**AIM:** Copy down every line where the string "name" shows up.

**DATA:**

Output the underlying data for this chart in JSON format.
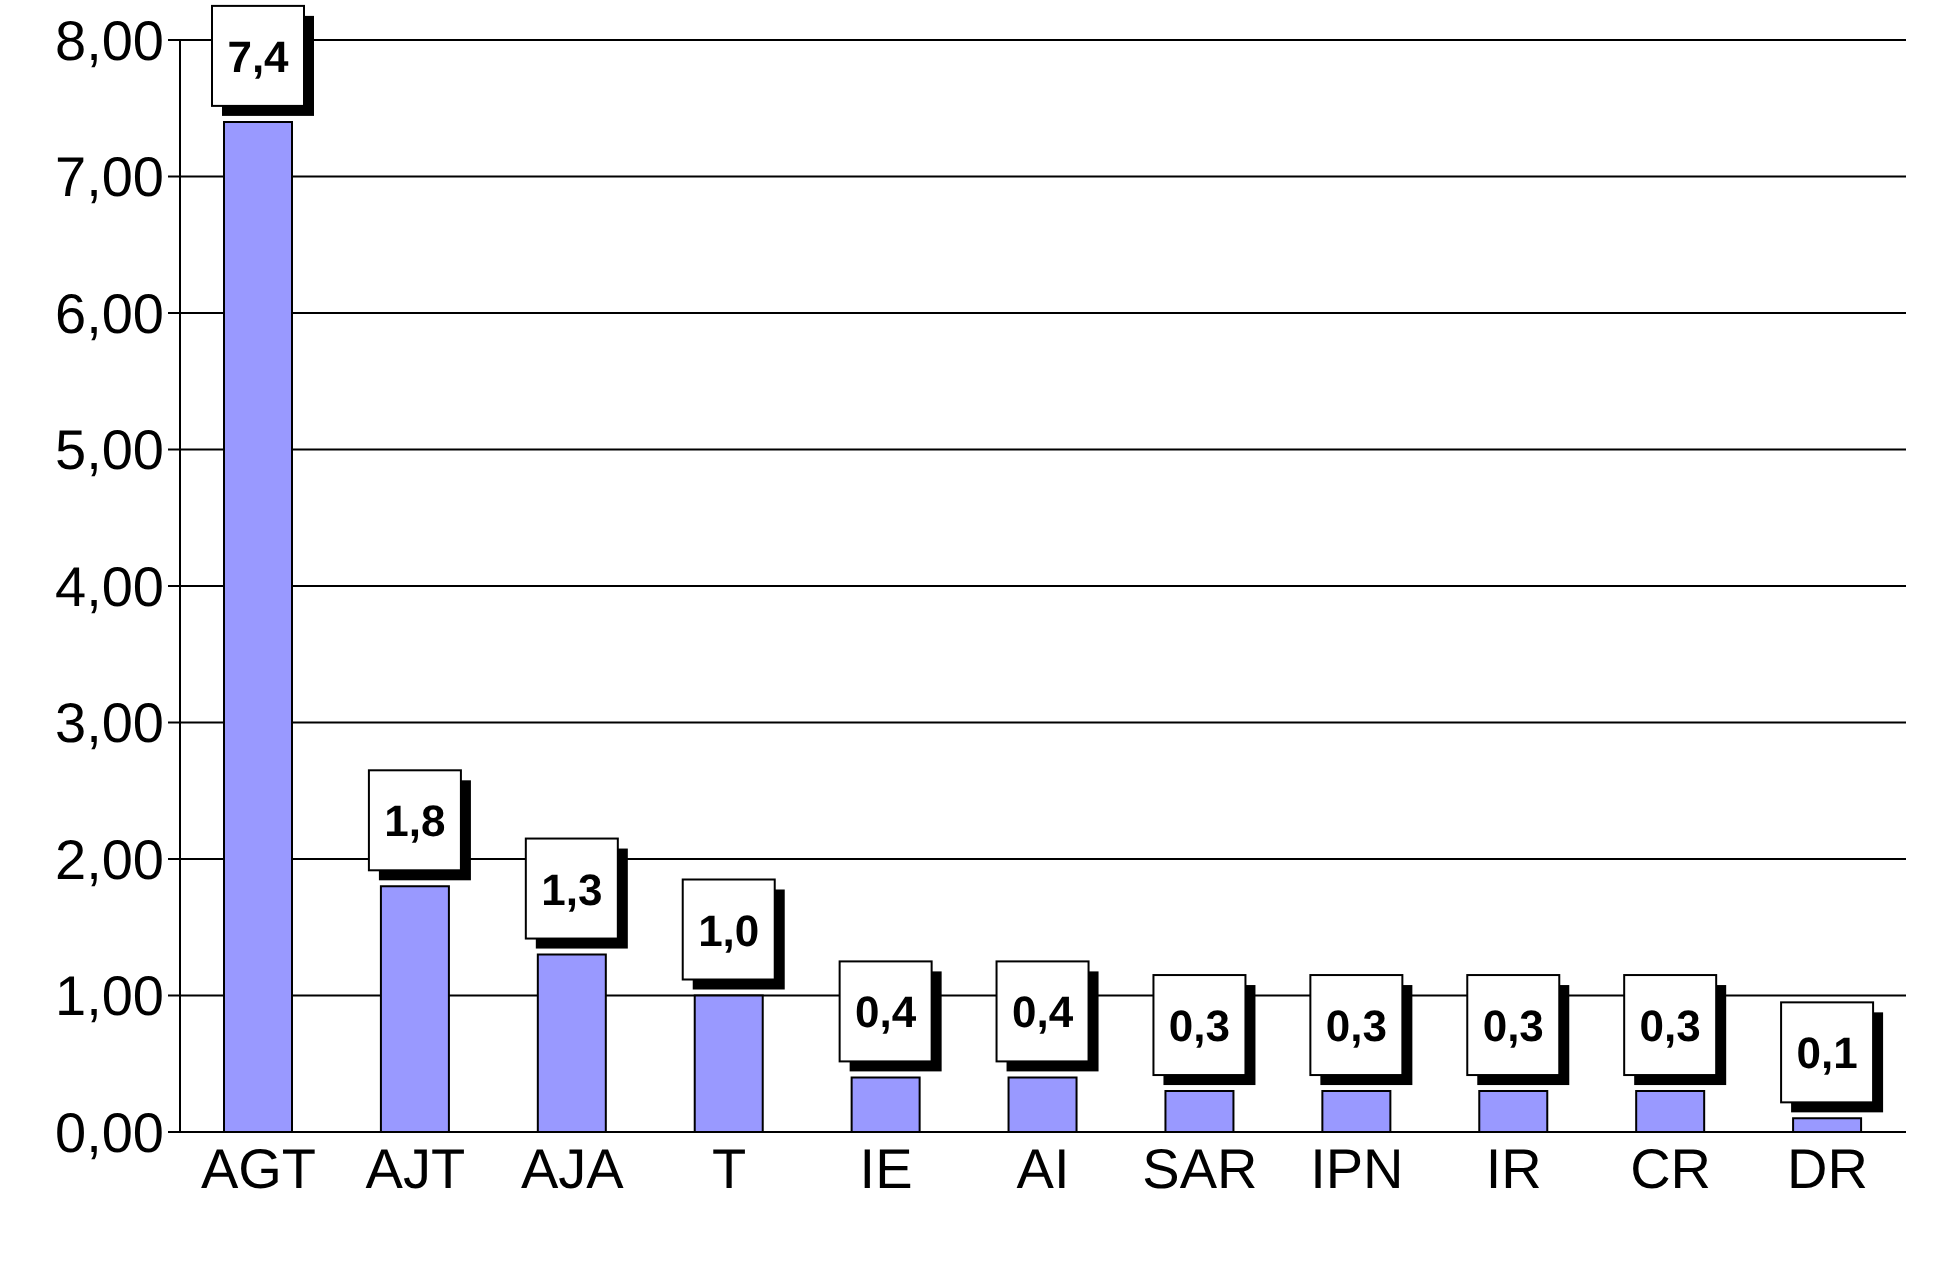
{
  "chart_data": {
    "type": "bar",
    "categories": [
      "AGT",
      "AJT",
      "AJA",
      "T",
      "IE",
      "AI",
      "SAR",
      "IPN",
      "IR",
      "CR",
      "DR"
    ],
    "values": [
      7.4,
      1.8,
      1.3,
      1.0,
      0.4,
      0.4,
      0.3,
      0.3,
      0.3,
      0.3,
      0.1
    ],
    "value_labels": [
      "7,4",
      "1,8",
      "1,3",
      "1,0",
      "0,4",
      "0,4",
      "0,3",
      "0,3",
      "0,3",
      "0,3",
      "0,1"
    ],
    "color": "#9999ff",
    "ylim": [
      0,
      8
    ],
    "yticks": [
      {
        "value": 0,
        "label": "0,00"
      },
      {
        "value": 1,
        "label": "1,00"
      },
      {
        "value": 2,
        "label": "2,00"
      },
      {
        "value": 3,
        "label": "3,00"
      },
      {
        "value": 4,
        "label": "4,00"
      },
      {
        "value": 5,
        "label": "5,00"
      },
      {
        "value": 6,
        "label": "6,00"
      },
      {
        "value": 7,
        "label": "7,00"
      },
      {
        "value": 8,
        "label": "8,00"
      }
    ],
    "grid": "y"
  }
}
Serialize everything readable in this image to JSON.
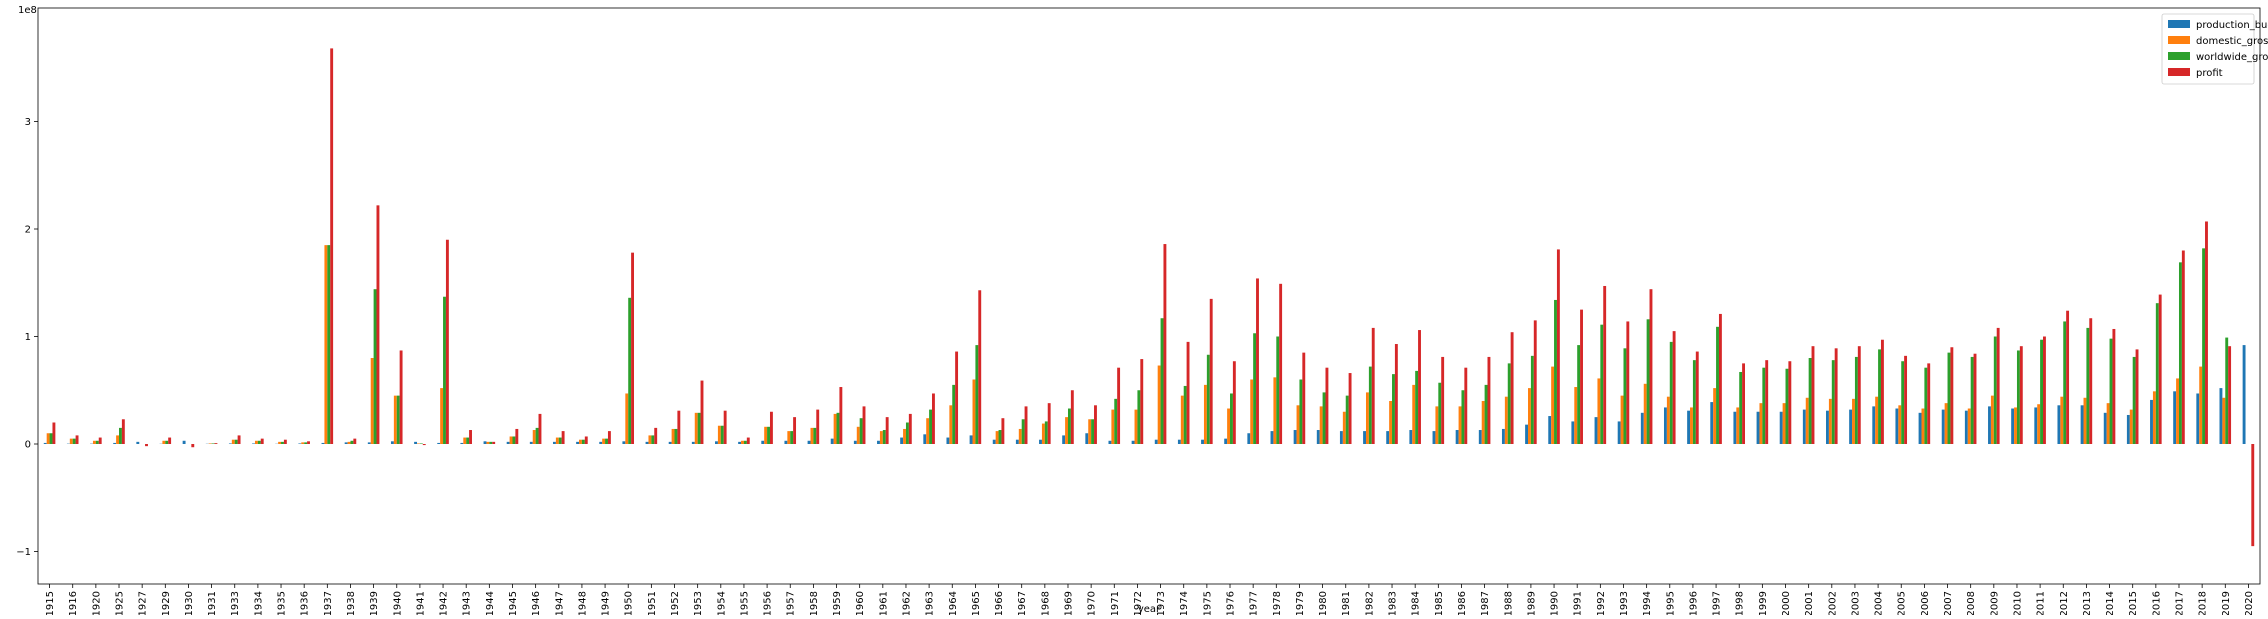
{
  "chart_data": {
    "type": "bar",
    "xlabel": "year",
    "ylabel": "",
    "offset_text": "1e8",
    "ylim": [
      -1.3,
      3.95
    ],
    "yticks": [
      -1,
      0,
      1,
      2,
      3
    ],
    "ytick_labels": [
      "−1",
      "0",
      "1",
      "2",
      "3"
    ],
    "grid": false,
    "legend_position": "top-right",
    "categories": [
      "1915",
      "1916",
      "1920",
      "1925",
      "1927",
      "1929",
      "1930",
      "1931",
      "1933",
      "1934",
      "1935",
      "1936",
      "1937",
      "1938",
      "1939",
      "1940",
      "1941",
      "1942",
      "1943",
      "1944",
      "1945",
      "1946",
      "1947",
      "1948",
      "1949",
      "1950",
      "1951",
      "1952",
      "1953",
      "1954",
      "1955",
      "1956",
      "1957",
      "1958",
      "1959",
      "1960",
      "1961",
      "1962",
      "1963",
      "1964",
      "1965",
      "1966",
      "1967",
      "1968",
      "1969",
      "1970",
      "1971",
      "1972",
      "1973",
      "1974",
      "1975",
      "1976",
      "1977",
      "1978",
      "1979",
      "1980",
      "1981",
      "1982",
      "1983",
      "1984",
      "1985",
      "1986",
      "1987",
      "1988",
      "1989",
      "1990",
      "1991",
      "1992",
      "1993",
      "1994",
      "1995",
      "1996",
      "1997",
      "1998",
      "1999",
      "2000",
      "2001",
      "2002",
      "2003",
      "2004",
      "2005",
      "2006",
      "2007",
      "2008",
      "2009",
      "2010",
      "2011",
      "2012",
      "2013",
      "2014",
      "2015",
      "2016",
      "2017",
      "2018",
      "2019",
      "2020"
    ],
    "series": [
      {
        "name": "production_budget",
        "color": "#1f77b4",
        "values": [
          0.01,
          0.003,
          0.003,
          0.01,
          0.02,
          0.002,
          0.03,
          0.002,
          0.005,
          0.005,
          0.002,
          0.005,
          0.01,
          0.015,
          0.015,
          0.025,
          0.02,
          0.01,
          0.01,
          0.025,
          0.02,
          0.02,
          0.02,
          0.02,
          0.02,
          0.025,
          0.02,
          0.02,
          0.02,
          0.025,
          0.02,
          0.03,
          0.03,
          0.03,
          0.05,
          0.03,
          0.03,
          0.06,
          0.09,
          0.06,
          0.08,
          0.04,
          0.04,
          0.04,
          0.08,
          0.1,
          0.03,
          0.03,
          0.04,
          0.04,
          0.04,
          0.05,
          0.1,
          0.12,
          0.13,
          0.13,
          0.12,
          0.12,
          0.12,
          0.13,
          0.12,
          0.13,
          0.13,
          0.14,
          0.18,
          0.26,
          0.21,
          0.25,
          0.21,
          0.29,
          0.34,
          0.31,
          0.39,
          0.3,
          0.3,
          0.3,
          0.32,
          0.31,
          0.32,
          0.35,
          0.33,
          0.29,
          0.32,
          0.31,
          0.35,
          0.33,
          0.34,
          0.36,
          0.36,
          0.29,
          0.27,
          0.41,
          0.49,
          0.47,
          0.52,
          0.92
        ]
      },
      {
        "name": "domestic_gross",
        "color": "#ff7f0e",
        "values": [
          0.1,
          0.05,
          0.03,
          0.08,
          0,
          0.03,
          0,
          0.005,
          0.04,
          0.03,
          0.02,
          0.015,
          1.85,
          0.02,
          0.8,
          0.45,
          0.005,
          0.52,
          0.06,
          0.02,
          0.07,
          0.13,
          0.06,
          0.04,
          0.05,
          0.47,
          0.08,
          0.14,
          0.29,
          0.17,
          0.03,
          0.16,
          0.12,
          0.15,
          0.28,
          0.16,
          0.12,
          0.14,
          0.24,
          0.36,
          0.6,
          0.12,
          0.14,
          0.19,
          0.25,
          0.23,
          0.32,
          0.32,
          0.73,
          0.45,
          0.55,
          0.33,
          0.6,
          0.62,
          0.36,
          0.35,
          0.3,
          0.48,
          0.4,
          0.55,
          0.35,
          0.35,
          0.4,
          0.44,
          0.52,
          0.72,
          0.53,
          0.61,
          0.45,
          0.56,
          0.44,
          0.34,
          0.52,
          0.34,
          0.38,
          0.38,
          0.43,
          0.42,
          0.42,
          0.44,
          0.36,
          0.33,
          0.38,
          0.33,
          0.45,
          0.34,
          0.37,
          0.44,
          0.43,
          0.38,
          0.32,
          0.49,
          0.61,
          0.72,
          0.43,
          0
        ]
      },
      {
        "name": "worldwide_gross",
        "color": "#2ca02c",
        "values": [
          0.1,
          0.05,
          0.03,
          0.15,
          0,
          0.03,
          0,
          0.005,
          0.04,
          0.03,
          0.02,
          0.015,
          1.85,
          0.03,
          1.44,
          0.45,
          0.005,
          1.37,
          0.06,
          0.02,
          0.07,
          0.15,
          0.06,
          0.04,
          0.05,
          1.36,
          0.08,
          0.14,
          0.29,
          0.17,
          0.03,
          0.16,
          0.12,
          0.15,
          0.29,
          0.24,
          0.13,
          0.2,
          0.32,
          0.55,
          0.92,
          0.13,
          0.23,
          0.21,
          0.33,
          0.23,
          0.42,
          0.5,
          1.17,
          0.54,
          0.83,
          0.47,
          1.03,
          1.0,
          0.6,
          0.48,
          0.45,
          0.72,
          0.65,
          0.68,
          0.57,
          0.5,
          0.55,
          0.75,
          0.82,
          1.34,
          0.92,
          1.11,
          0.89,
          1.16,
          0.95,
          0.78,
          1.09,
          0.67,
          0.71,
          0.7,
          0.8,
          0.78,
          0.81,
          0.88,
          0.77,
          0.71,
          0.85,
          0.81,
          1.0,
          0.87,
          0.97,
          1.14,
          1.08,
          0.98,
          0.81,
          1.31,
          1.69,
          1.82,
          0.99,
          0
        ]
      },
      {
        "name": "profit",
        "color": "#d62728",
        "values": [
          0.2,
          0.08,
          0.06,
          0.23,
          -0.02,
          0.06,
          -0.03,
          0.008,
          0.08,
          0.05,
          0.04,
          0.025,
          3.68,
          0.05,
          2.22,
          0.87,
          -0.01,
          1.9,
          0.13,
          0.02,
          0.14,
          0.28,
          0.12,
          0.07,
          0.12,
          1.78,
          0.15,
          0.31,
          0.59,
          0.31,
          0.06,
          0.3,
          0.25,
          0.32,
          0.53,
          0.35,
          0.25,
          0.28,
          0.47,
          0.86,
          1.43,
          0.24,
          0.35,
          0.38,
          0.5,
          0.36,
          0.71,
          0.79,
          1.86,
          0.95,
          1.35,
          0.77,
          1.54,
          1.49,
          0.85,
          0.71,
          0.66,
          1.08,
          0.93,
          1.06,
          0.81,
          0.71,
          0.81,
          1.04,
          1.15,
          1.81,
          1.25,
          1.47,
          1.14,
          1.44,
          1.05,
          0.86,
          1.21,
          0.75,
          0.78,
          0.77,
          0.91,
          0.89,
          0.91,
          0.97,
          0.82,
          0.75,
          0.9,
          0.84,
          1.08,
          0.91,
          1.0,
          1.24,
          1.17,
          1.07,
          0.88,
          1.39,
          1.8,
          2.07,
          0.91,
          -0.95
        ]
      }
    ]
  }
}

**SOLUTION TO THE PROBLEM:**
        "name": "production_budget",
        "name": "domestic_gross",
        "name": "worldwide_gross",
        "name": "profit",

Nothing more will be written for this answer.